* Directions for this task *
Faithfully return all lines, omitting every embedded picture.

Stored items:
——————————
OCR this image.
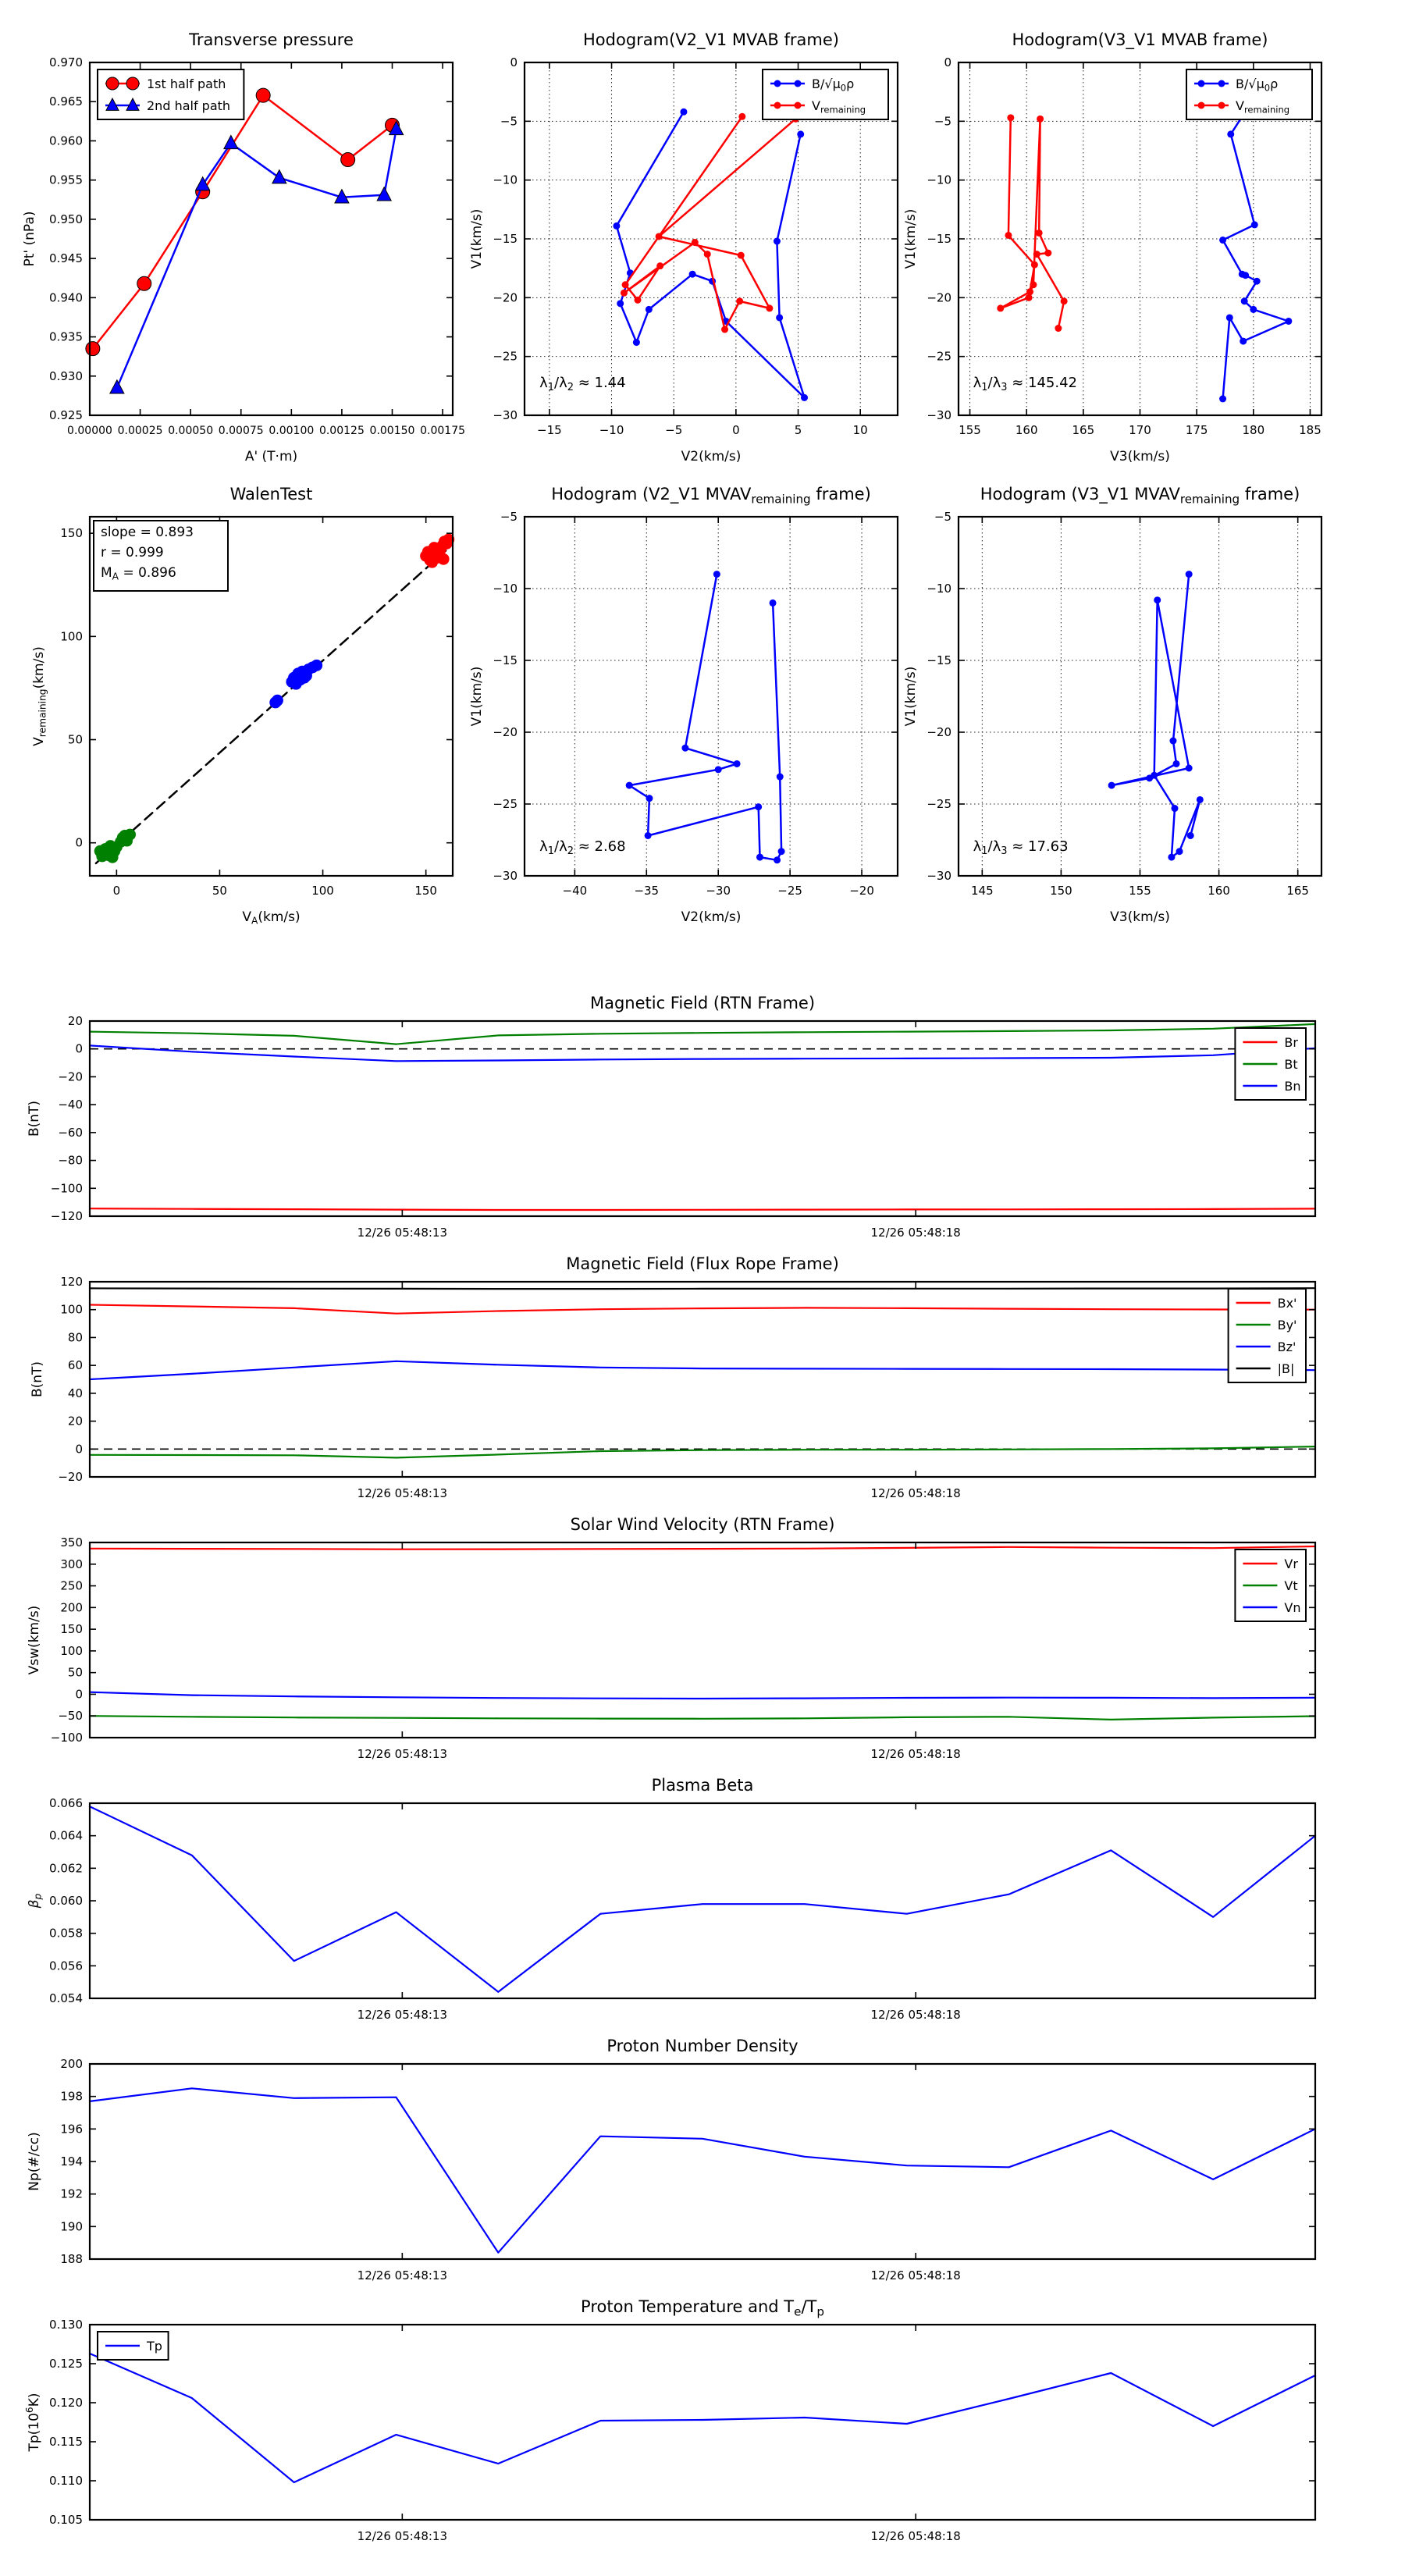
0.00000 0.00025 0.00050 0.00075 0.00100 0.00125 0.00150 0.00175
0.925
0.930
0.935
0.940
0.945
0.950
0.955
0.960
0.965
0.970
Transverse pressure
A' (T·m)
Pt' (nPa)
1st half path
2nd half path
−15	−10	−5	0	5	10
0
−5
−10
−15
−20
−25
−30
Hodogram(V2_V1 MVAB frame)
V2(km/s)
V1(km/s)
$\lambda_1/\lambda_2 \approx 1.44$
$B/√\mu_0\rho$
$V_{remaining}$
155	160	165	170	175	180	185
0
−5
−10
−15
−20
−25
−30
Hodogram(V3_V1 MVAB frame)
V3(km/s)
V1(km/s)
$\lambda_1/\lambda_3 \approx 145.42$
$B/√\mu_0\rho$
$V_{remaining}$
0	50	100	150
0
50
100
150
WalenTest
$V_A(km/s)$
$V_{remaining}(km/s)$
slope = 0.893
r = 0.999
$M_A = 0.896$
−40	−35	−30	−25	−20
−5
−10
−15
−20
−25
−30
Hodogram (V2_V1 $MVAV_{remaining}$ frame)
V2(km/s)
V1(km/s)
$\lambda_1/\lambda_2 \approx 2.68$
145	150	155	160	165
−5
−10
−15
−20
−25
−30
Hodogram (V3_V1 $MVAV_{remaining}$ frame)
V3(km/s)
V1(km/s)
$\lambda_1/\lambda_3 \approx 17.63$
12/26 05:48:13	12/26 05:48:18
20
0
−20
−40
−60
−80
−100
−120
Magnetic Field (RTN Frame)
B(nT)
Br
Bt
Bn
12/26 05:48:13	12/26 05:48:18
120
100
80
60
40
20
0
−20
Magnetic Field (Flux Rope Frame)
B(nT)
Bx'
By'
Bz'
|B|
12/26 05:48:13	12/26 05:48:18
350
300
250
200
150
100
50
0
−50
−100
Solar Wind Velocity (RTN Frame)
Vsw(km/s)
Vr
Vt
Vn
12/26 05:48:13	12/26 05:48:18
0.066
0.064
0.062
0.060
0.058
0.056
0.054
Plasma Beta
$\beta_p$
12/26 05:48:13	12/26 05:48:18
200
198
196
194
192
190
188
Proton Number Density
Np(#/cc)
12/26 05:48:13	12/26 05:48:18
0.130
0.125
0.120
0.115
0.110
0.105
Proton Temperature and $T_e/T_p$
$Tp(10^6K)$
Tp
——————————
* Expected output *
OCR this image.
0.00000 0.00025 0.00050 0.00075 0.00100 0.00125 0.00150 0.00175
0.925
0.930
0.935
0.940
0.945
0.950
0.955
0.960
0.965
0.970
Transverse pressure
A' (T·m)
Pt' (nPa)
1st half path
2nd half path
−15	−10	−5	0	5	10
0
−5
−10
−15
−20
−25
−30
Hodogram(V2_V1 MVAB frame)
V2(km/s)
V1(km/s)
$\lambda_1/\lambda_2 \approx 1.44$
$B/√\mu_0\rho$
$V_{remaining}$
155	160	165	170	175	180	185
0
−5
−10
−15
−20
−25
−30
Hodogram(V3_V1 MVAB frame)
V3(km/s)
V1(km/s)
$\lambda_1/\lambda_3 \approx 145.42$
$B/√\mu_0\rho$
$V_{remaining}$
0	50	100	150
0
50
100
150
WalenTest
$V_A(km/s)$
$V_{remaining}(km/s)$
slope = 0.893
r = 0.999
$M_A = 0.896$
−40	−35	−30	−25	−20
−5
−10
−15
−20
−25
−30
Hodogram (V2_V1 $MVAV_{remaining}$ frame)
V2(km/s)
V1(km/s)
$\lambda_1/\lambda_2 \approx 2.68$
145	150	155	160	165
−5
−10
−15
−20
−25
−30
Hodogram (V3_V1 $MVAV_{remaining}$ frame)
V3(km/s)
V1(km/s)
$\lambda_1/\lambda_3 \approx 17.63$
12/26 05:48:13	12/26 05:48:18
20
0
−20
−40
−60
−80
−100
−120
Magnetic Field (RTN Frame)
B(nT)
Br
Bt
Bn
12/26 05:48:13	12/26 05:48:18
120
100
80
60
40
20
0
−20
Magnetic Field (Flux Rope Frame)
B(nT)
Bx'
By'
Bz'
|B|
12/26 05:48:13	12/26 05:48:18
350
300
250
200
150
100
50
0
−50
−100
Solar Wind Velocity (RTN Frame)
Vsw(km/s)
Vr
Vt
Vn
12/26 05:48:13	12/26 05:48:18
0.066
0.064
0.062
0.060
0.058
0.056
0.054
Plasma Beta
$\beta_p$
12/26 05:48:13	12/26 05:48:18
200
198
196
194
192
190
188
Proton Number Density
Np(#/cc)
12/26 05:48:13	12/26 05:48:18
0.130
0.125
0.120
0.115
0.110
0.105
Proton Temperature and $T_e/T_p$
$Tp(10^6K)$
Tp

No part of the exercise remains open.